Description of the task
Gather each line containing the string "Moms" from these entries.

Data for the task
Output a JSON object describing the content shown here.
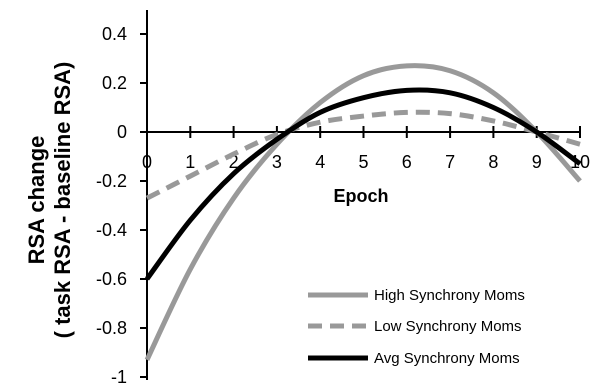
{
  "chart_data": {
    "type": "line",
    "xlabel": "Epoch",
    "ylabel_line1": "RSA change",
    "ylabel_line2": "( task RSA - baseline RSA)",
    "x": [
      0,
      1,
      2,
      3,
      4,
      5,
      6,
      7,
      8,
      9,
      10
    ],
    "x_tick_labels": [
      "0",
      "1",
      "2",
      "3",
      "4",
      "5",
      "6",
      "7",
      "8",
      "9",
      "10"
    ],
    "y_ticks": [
      0.4,
      0.2,
      0,
      -0.2,
      -0.4,
      -0.6,
      -0.8,
      -1
    ],
    "y_tick_labels": [
      "0.4",
      "0.2",
      "0",
      "-0.2",
      "-0.4",
      "-0.6",
      "-0.8",
      "-1"
    ],
    "ylim": [
      -1,
      0.5
    ],
    "xlim": [
      0,
      10
    ],
    "grid": false,
    "legend_position": "bottom-right",
    "series": [
      {
        "name": "High Synchrony Moms",
        "color": "#999999",
        "dash": "solid",
        "values": [
          -0.93,
          -0.56,
          -0.27,
          -0.05,
          0.12,
          0.23,
          0.27,
          0.25,
          0.16,
          0.0,
          -0.2
        ]
      },
      {
        "name": "Low Synchrony Moms",
        "color": "#999999",
        "dash": "dashed",
        "values": [
          -0.27,
          -0.18,
          -0.09,
          -0.01,
          0.04,
          0.065,
          0.08,
          0.075,
          0.045,
          0.0,
          -0.05
        ]
      },
      {
        "name": "Avg Synchrony Moms",
        "color": "#000000",
        "dash": "solid",
        "values": [
          -0.6,
          -0.36,
          -0.17,
          -0.03,
          0.08,
          0.14,
          0.17,
          0.16,
          0.1,
          0.0,
          -0.13
        ]
      }
    ]
  }
}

Written solution
        "name": "High Synchrony Moms",
        "name": "Low Synchrony Moms",
        "name": "Avg Synchrony Moms",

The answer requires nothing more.